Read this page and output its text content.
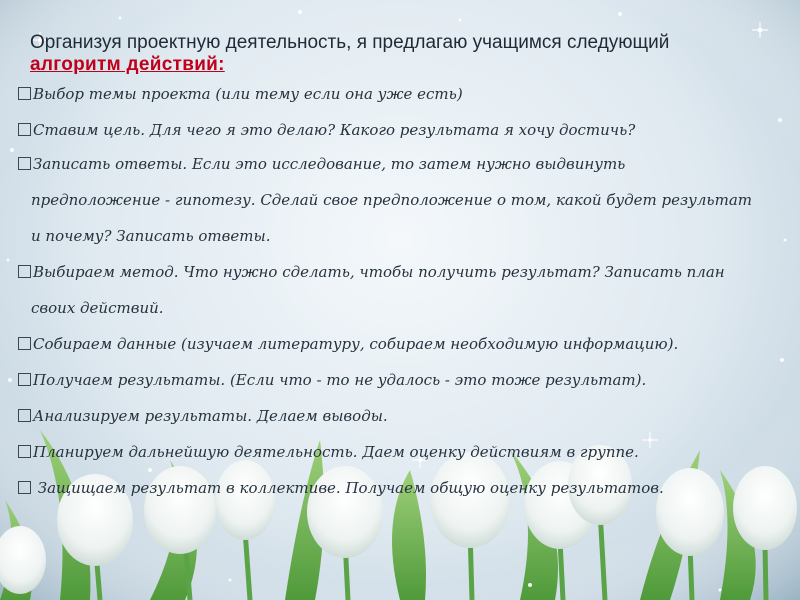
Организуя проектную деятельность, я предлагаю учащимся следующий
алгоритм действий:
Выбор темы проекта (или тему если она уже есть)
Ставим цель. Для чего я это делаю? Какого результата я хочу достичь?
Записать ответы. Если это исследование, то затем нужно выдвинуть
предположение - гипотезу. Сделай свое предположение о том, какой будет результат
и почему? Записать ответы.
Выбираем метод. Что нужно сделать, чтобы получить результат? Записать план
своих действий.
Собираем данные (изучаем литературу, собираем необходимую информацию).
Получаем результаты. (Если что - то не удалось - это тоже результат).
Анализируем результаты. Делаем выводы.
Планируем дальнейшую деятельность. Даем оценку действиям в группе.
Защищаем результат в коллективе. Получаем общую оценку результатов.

- _SET EXERCISE_: Print out the material word for word, omitting the pictures.

- _IN RESPONSE_:
Read this page and output its text content.
Организуя проектную деятельность, я предлагаю учащимся следующий
алгоритм действий:
Выбор темы проекта (или тему если она уже есть)
Ставим цель. Для чего я это делаю? Какого результата я хочу достичь?
Записать ответы. Если это исследование, то затем нужно выдвинуть
предположение - гипотезу. Сделай свое предположение о том, какой будет результат
и почему? Записать ответы.
Выбираем метод. Что нужно сделать, чтобы получить результат? Записать план
своих действий.
Собираем данные (изучаем литературу, собираем необходимую информацию).
Получаем результаты. (Если что - то не удалось - это тоже результат).
Анализируем результаты. Делаем выводы.
Планируем дальнейшую деятельность. Даем оценку действиям в группе.
Защищаем результат в коллективе. Получаем общую оценку результатов.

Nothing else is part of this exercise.